Stored data
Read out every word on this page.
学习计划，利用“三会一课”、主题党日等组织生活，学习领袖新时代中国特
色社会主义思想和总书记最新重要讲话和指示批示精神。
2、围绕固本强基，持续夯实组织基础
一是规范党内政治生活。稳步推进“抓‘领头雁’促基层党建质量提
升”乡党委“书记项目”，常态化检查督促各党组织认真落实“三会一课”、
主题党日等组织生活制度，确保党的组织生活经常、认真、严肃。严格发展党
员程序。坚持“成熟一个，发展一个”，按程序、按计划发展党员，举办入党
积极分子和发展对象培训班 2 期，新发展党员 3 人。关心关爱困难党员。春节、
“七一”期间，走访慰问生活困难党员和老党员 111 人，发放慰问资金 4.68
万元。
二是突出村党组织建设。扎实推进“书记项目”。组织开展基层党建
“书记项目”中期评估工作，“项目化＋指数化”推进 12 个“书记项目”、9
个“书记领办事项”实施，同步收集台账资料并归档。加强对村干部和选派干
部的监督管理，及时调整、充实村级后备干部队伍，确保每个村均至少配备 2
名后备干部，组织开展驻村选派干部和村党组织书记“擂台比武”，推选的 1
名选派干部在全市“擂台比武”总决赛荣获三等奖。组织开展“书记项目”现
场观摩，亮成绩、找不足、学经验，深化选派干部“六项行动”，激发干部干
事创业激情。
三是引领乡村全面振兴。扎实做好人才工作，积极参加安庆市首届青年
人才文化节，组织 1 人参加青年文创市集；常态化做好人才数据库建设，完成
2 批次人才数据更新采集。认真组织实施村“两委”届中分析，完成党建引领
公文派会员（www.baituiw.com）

Exercise brief
Copy out the data shown above without altering anything.

Correct result
Read out every word on this page.
学习计划，利用“三会一课”、主题党日等组织生活，学习领袖新时代中国特
色社会主义思想和总书记最新重要讲话和指示批示精神。
2、围绕固本强基，持续夯实组织基础
一是规范党内政治生活。稳步推进“抓‘领头雁’促基层党建质量提
升”乡党委“书记项目”，常态化检查督促各党组织认真落实“三会一课”、
主题党日等组织生活制度，确保党的组织生活经常、认真、严肃。严格发展党
员程序。坚持“成熟一个，发展一个”，按程序、按计划发展党员，举办入党
积极分子和发展对象培训班 2 期，新发展党员 3 人。关心关爱困难党员。春节、
“七一”期间，走访慰问生活困难党员和老党员 111 人，发放慰问资金 4.68
万元。
二是突出村党组织建设。扎实推进“书记项目”。组织开展基层党建
“书记项目”中期评估工作，“项目化＋指数化”推进 12 个“书记项目”、9
个“书记领办事项”实施，同步收集台账资料并归档。加强对村干部和选派干
部的监督管理，及时调整、充实村级后备干部队伍，确保每个村均至少配备 2
名后备干部，组织开展驻村选派干部和村党组织书记“擂台比武”，推选的 1
名选派干部在全市“擂台比武”总决赛荣获三等奖。组织开展“书记项目”现
场观摩，亮成绩、找不足、学经验，深化选派干部“六项行动”，激发干部干
事创业激情。
三是引领乡村全面振兴。扎实做好人才工作，积极参加安庆市首届青年
人才文化节，组织 1 人参加青年文创市集；常态化做好人才数据库建设，完成
2 批次人才数据更新采集。认真组织实施村“两委”届中分析，完成党建引领
公文派会员（www.baituiw.com）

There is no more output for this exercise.